___ Entries supplied ___
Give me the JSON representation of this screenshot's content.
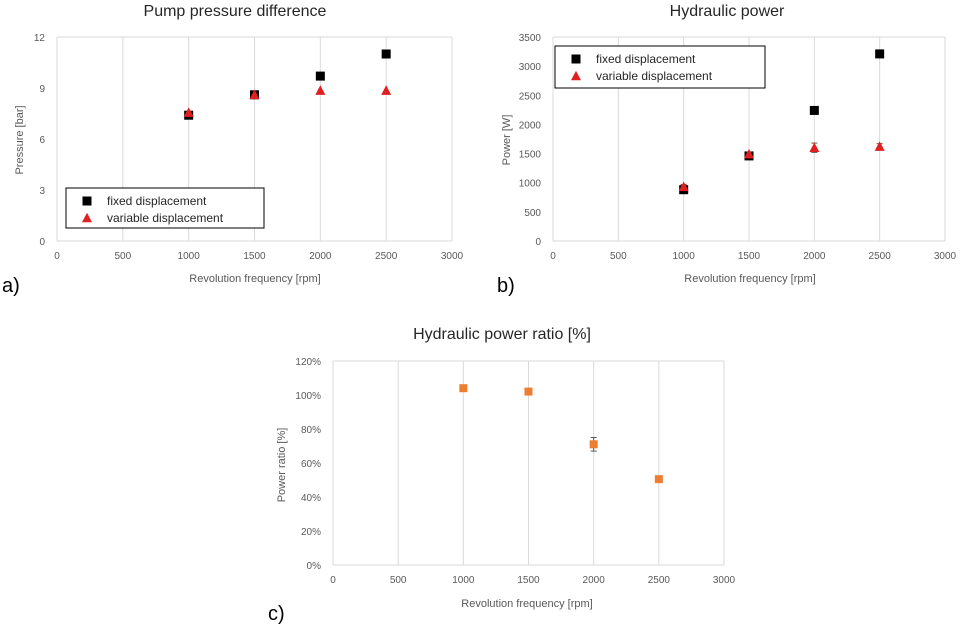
{
  "colors": {
    "fixed": "#000000",
    "variable": "#e02020",
    "ratio": "#ed7d31",
    "grid": "#d9d9d9",
    "errorbar": "#595959"
  },
  "chart_data": [
    {
      "type": "scatter",
      "panel_label": "a)",
      "title": "Pump pressure difference",
      "xlabel": "Revolution frequency [rpm]",
      "ylabel": "Pressure [bar]",
      "xlim": [
        0,
        3000
      ],
      "ylim": [
        0,
        12
      ],
      "xticks": [
        "0",
        "500",
        "1000",
        "1500",
        "2000",
        "2500",
        "3000"
      ],
      "yticks": [
        "0",
        "3",
        "6",
        "9",
        "12"
      ],
      "grid": "vertical",
      "legend_position": "bottom-left",
      "series": [
        {
          "name": "fixed displacement",
          "marker": "square",
          "x": [
            1000,
            1500,
            2000,
            2500
          ],
          "y": [
            7.4,
            8.6,
            9.7,
            11.0
          ]
        },
        {
          "name": "variable displacement",
          "marker": "triangle",
          "x": [
            1000,
            1500,
            2000,
            2500
          ],
          "y": [
            7.55,
            8.6,
            8.85,
            8.85
          ]
        }
      ]
    },
    {
      "type": "scatter",
      "panel_label": "b)",
      "title": "Hydraulic power",
      "xlabel": "Revolution frequency [rpm]",
      "ylabel": "Power [W]",
      "xlim": [
        0,
        3000
      ],
      "ylim": [
        0,
        3500
      ],
      "xticks": [
        "0",
        "500",
        "1000",
        "1500",
        "2000",
        "2500",
        "3000"
      ],
      "yticks": [
        "0",
        "500",
        "1000",
        "1500",
        "2000",
        "2500",
        "3000",
        "3500"
      ],
      "grid": "vertical",
      "legend_position": "top-left",
      "series": [
        {
          "name": "fixed displacement",
          "marker": "square",
          "x": [
            1000,
            1500,
            2000,
            2500
          ],
          "y": [
            880,
            1460,
            2240,
            3210
          ]
        },
        {
          "name": "variable displacement",
          "marker": "triangle",
          "x": [
            1000,
            1500,
            2000,
            2500
          ],
          "y": [
            930,
            1490,
            1600,
            1620
          ],
          "error": [
            40,
            40,
            80,
            50
          ]
        }
      ]
    },
    {
      "type": "scatter",
      "panel_label": "c)",
      "title": "Hydraulic power ratio [%]",
      "xlabel": "Revolution frequency [rpm]",
      "ylabel": "Power ratio [%]",
      "xlim": [
        0,
        3000
      ],
      "ylim": [
        0,
        120
      ],
      "xticks": [
        "0",
        "500",
        "1000",
        "1500",
        "2000",
        "2500",
        "3000"
      ],
      "yticks": [
        "0%",
        "20%",
        "40%",
        "60%",
        "80%",
        "100%",
        "120%"
      ],
      "grid": "vertical",
      "series": [
        {
          "marker": "square",
          "x": [
            1000,
            1500,
            2000,
            2500
          ],
          "y": [
            104,
            102,
            71,
            50.5
          ],
          "error": [
            0,
            0,
            4,
            0
          ]
        }
      ]
    }
  ]
}
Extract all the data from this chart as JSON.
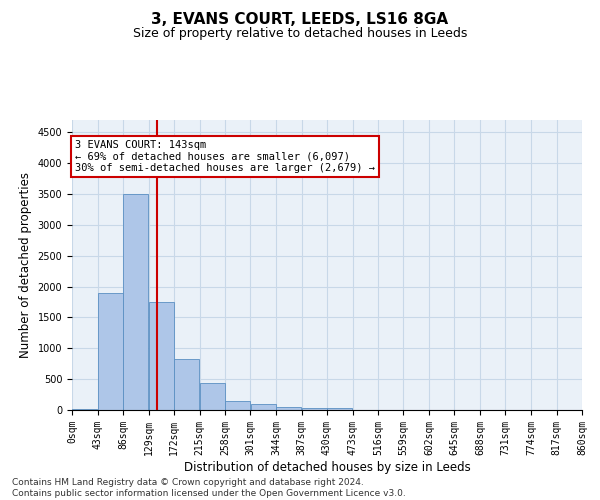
{
  "title": "3, EVANS COURT, LEEDS, LS16 8GA",
  "subtitle": "Size of property relative to detached houses in Leeds",
  "xlabel": "Distribution of detached houses by size in Leeds",
  "ylabel": "Number of detached properties",
  "bin_labels": [
    "0sqm",
    "43sqm",
    "86sqm",
    "129sqm",
    "172sqm",
    "215sqm",
    "258sqm",
    "301sqm",
    "344sqm",
    "387sqm",
    "430sqm",
    "473sqm",
    "516sqm",
    "559sqm",
    "602sqm",
    "645sqm",
    "688sqm",
    "731sqm",
    "774sqm",
    "817sqm",
    "860sqm"
  ],
  "bin_edges": [
    0,
    43,
    86,
    129,
    172,
    215,
    258,
    301,
    344,
    387,
    430,
    473,
    516,
    559,
    602,
    645,
    688,
    731,
    774,
    817,
    860
  ],
  "bar_values": [
    20,
    1890,
    3500,
    1750,
    830,
    440,
    150,
    90,
    55,
    40,
    25,
    5,
    0,
    0,
    0,
    0,
    0,
    0,
    0,
    0
  ],
  "bar_color": "#aec6e8",
  "bar_edge_color": "#5a8fc2",
  "property_line_x": 143,
  "property_line_color": "#cc0000",
  "annotation_text": "3 EVANS COURT: 143sqm\n← 69% of detached houses are smaller (6,097)\n30% of semi-detached houses are larger (2,679) →",
  "annotation_box_color": "#cc0000",
  "ylim": [
    0,
    4700
  ],
  "yticks": [
    0,
    500,
    1000,
    1500,
    2000,
    2500,
    3000,
    3500,
    4000,
    4500
  ],
  "grid_color": "#c8d8e8",
  "bg_color": "#eaf1f8",
  "footer_line1": "Contains HM Land Registry data © Crown copyright and database right 2024.",
  "footer_line2": "Contains public sector information licensed under the Open Government Licence v3.0.",
  "title_fontsize": 11,
  "subtitle_fontsize": 9,
  "axis_label_fontsize": 8.5,
  "tick_fontsize": 7,
  "annotation_fontsize": 7.5,
  "footer_fontsize": 6.5
}
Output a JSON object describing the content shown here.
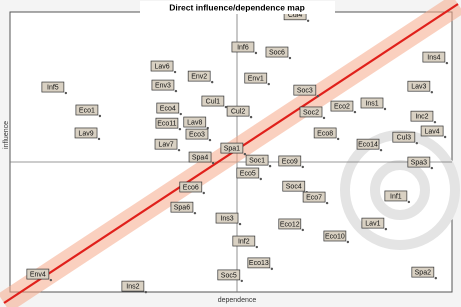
___
Extract from the data every line where "ylabel" shows up.

:: Response to the exercise ::
      "ylabel": "Pressure [bar]",
      "ylabel": "Power [W]",
      "ylabel": "Power ratio [%]",
  "ylabel": "Number of detached properties",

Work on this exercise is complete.